## STORED DATA
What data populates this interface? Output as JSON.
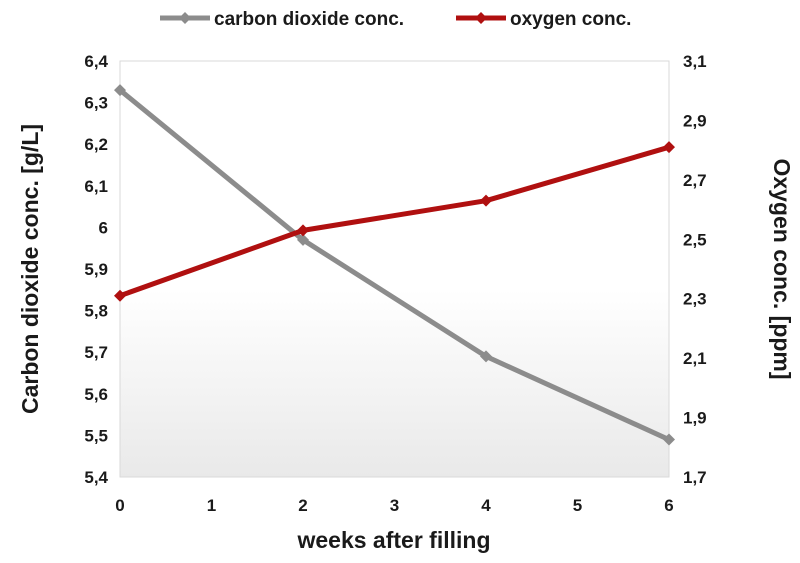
{
  "chart_data": {
    "type": "line",
    "x": [
      0,
      2,
      4,
      6
    ],
    "xlabel": "weeks after filling",
    "xlim": [
      0,
      6
    ],
    "x_ticks": [
      "0",
      "1",
      "2",
      "3",
      "4",
      "5",
      "6"
    ],
    "y_left": {
      "label": "Carbon dioxide conc. [g/L]",
      "lim": [
        5.4,
        6.4
      ],
      "ticks": [
        "5,4",
        "5,5",
        "5,6",
        "5,7",
        "5,8",
        "5,9",
        "6",
        "6,1",
        "6,2",
        "6,3",
        "6,4"
      ]
    },
    "y_right": {
      "label": "Oxygen conc. [ppm]",
      "lim": [
        1.7,
        3.1
      ],
      "ticks": [
        "1,7",
        "1,9",
        "2,1",
        "2,3",
        "2,5",
        "2,7",
        "2,9",
        "3,1"
      ]
    },
    "series": [
      {
        "name": "carbon dioxide conc.",
        "axis": "left",
        "color": "#8c8c8c",
        "values": [
          6.33,
          5.97,
          5.69,
          5.49
        ]
      },
      {
        "name": "oxygen conc.",
        "axis": "right",
        "color": "#b01010",
        "values": [
          2.31,
          2.53,
          2.63,
          2.81
        ]
      }
    ],
    "legend_position": "top",
    "grid": false,
    "marker": "diamond"
  }
}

## WORK TO COMPLETE
Set the pictures aside and transcribe the data above exactly.

## SOLUTION FOR THIS EXERCISE
What data populates this interface? Output as JSON.
{
  "chart_data": {
    "type": "line",
    "x": [
      0,
      2,
      4,
      6
    ],
    "xlabel": "weeks after filling",
    "xlim": [
      0,
      6
    ],
    "x_ticks": [
      "0",
      "1",
      "2",
      "3",
      "4",
      "5",
      "6"
    ],
    "y_left": {
      "label": "Carbon dioxide conc. [g/L]",
      "lim": [
        5.4,
        6.4
      ],
      "ticks": [
        "5,4",
        "5,5",
        "5,6",
        "5,7",
        "5,8",
        "5,9",
        "6",
        "6,1",
        "6,2",
        "6,3",
        "6,4"
      ]
    },
    "y_right": {
      "label": "Oxygen conc. [ppm]",
      "lim": [
        1.7,
        3.1
      ],
      "ticks": [
        "1,7",
        "1,9",
        "2,1",
        "2,3",
        "2,5",
        "2,7",
        "2,9",
        "3,1"
      ]
    },
    "series": [
      {
        "name": "carbon dioxide conc.",
        "axis": "left",
        "color": "#8c8c8c",
        "values": [
          6.33,
          5.97,
          5.69,
          5.49
        ]
      },
      {
        "name": "oxygen conc.",
        "axis": "right",
        "color": "#b01010",
        "values": [
          2.31,
          2.53,
          2.63,
          2.81
        ]
      }
    ],
    "legend_position": "top",
    "grid": false,
    "marker": "diamond"
  }
}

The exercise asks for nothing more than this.